→ **What to do**:
**A)** List every ingredient that the eye serum review mentions by a specific name.
**B)** Return the portion of the eye serum review starting at "This serum contains" and ending at "ingredient for skin).", copied word for word.

→ **Document excerpt**:
= Beginning of Section =
This serum contains two forms of vitamin C (ascorbic acid and magnesium ascorbyl phosphate) along with skin-repairing ingredient sodium hyaluronate, all in a lightweight serum texture. Although vitamin C and sodium hyaluronate are great ingredients for aging skin, they’re not the only ones to look for, which is why it’s good that this also contains other antioxidants (though the royal jelly extract doesn’t count because this is and always has been a gimmicky, unproven ingredient for skin).
What’s not so good is the inclusion of fragrant ingredients known to cause irritation (Sources: Contact Dermatitis, March 2012, pages 71–74; and Food Chemistry and Toxicology, January 2010, pages 18–23). What are those doing in a serum meant for use around the eyes? See More Info for details on why daily use of highly fragrant products like this are a problem for all skin types.
Without the fragrant irritants, this eye serum would be worth a go, even though in truth you don’t need a special serum for the eye area (we explain why in the More Info section).
Last, Signature Club A recommends this for skin over age 40, but age is not a skin type! Women over 40 have various skin types and concerns, from acne to wrinkles, so shopping for skin care based on age isn’t a surefire way to get the best products. Besides, regardless of age, everyone’s skin needs the same type of ingredients to repair damage and act in a younger, healthier manner.
= End of Section =
→ **Data excerpts**:
= Beginning of Section =
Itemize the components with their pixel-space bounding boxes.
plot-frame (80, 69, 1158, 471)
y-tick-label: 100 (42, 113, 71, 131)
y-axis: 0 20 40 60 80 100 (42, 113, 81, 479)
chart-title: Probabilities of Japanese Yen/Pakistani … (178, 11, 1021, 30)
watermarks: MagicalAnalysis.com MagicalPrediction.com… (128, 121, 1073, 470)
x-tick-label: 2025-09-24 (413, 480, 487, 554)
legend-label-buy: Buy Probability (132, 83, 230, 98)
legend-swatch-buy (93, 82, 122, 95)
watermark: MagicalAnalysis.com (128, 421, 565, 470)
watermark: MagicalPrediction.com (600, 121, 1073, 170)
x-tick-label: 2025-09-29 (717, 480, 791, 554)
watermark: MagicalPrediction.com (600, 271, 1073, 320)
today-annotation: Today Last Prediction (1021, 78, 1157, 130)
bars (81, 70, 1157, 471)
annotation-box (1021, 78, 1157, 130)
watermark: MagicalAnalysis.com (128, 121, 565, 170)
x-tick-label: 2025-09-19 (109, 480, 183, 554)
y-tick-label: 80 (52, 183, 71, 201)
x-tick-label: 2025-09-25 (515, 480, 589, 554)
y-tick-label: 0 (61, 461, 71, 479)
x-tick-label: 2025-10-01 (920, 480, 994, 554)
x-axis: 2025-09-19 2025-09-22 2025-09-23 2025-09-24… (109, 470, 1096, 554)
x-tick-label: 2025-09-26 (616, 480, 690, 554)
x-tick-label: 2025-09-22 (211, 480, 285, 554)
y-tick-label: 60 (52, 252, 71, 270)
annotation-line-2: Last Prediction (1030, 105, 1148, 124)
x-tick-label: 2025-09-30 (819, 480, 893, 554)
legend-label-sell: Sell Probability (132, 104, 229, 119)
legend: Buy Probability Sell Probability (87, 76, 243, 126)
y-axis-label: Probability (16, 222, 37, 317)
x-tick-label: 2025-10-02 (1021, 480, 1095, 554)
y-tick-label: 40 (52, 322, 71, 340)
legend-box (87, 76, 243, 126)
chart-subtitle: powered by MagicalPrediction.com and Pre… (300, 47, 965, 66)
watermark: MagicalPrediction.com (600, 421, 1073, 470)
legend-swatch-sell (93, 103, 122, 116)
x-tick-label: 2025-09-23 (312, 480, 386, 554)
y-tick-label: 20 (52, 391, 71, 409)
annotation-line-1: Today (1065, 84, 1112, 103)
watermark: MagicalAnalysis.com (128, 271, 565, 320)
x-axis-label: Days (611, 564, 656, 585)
= End of Section =
→ **Solved problems**:
**A)**
- Vitamin C
- Ascorbic acid
- Magnesium ascorbyl phosphate
- Sodium hyaluronate
- Royal jelly extract

**B)**
This serum contains two forms of vitamin C (ascorbic acid and magnesium ascorbyl phosphate) along with skin-repairing ingredient sodium hyaluronate, all in a lightweight serum texture. Although vitamin C and sodium hyaluronate are great ingredients for aging skin, they’re not the only ones to look for, which is why it’s good that this also contains other antioxidants (though the royal jelly extract doesn’t count because this is and always has been a gimmicky, unproven ingredient for skin).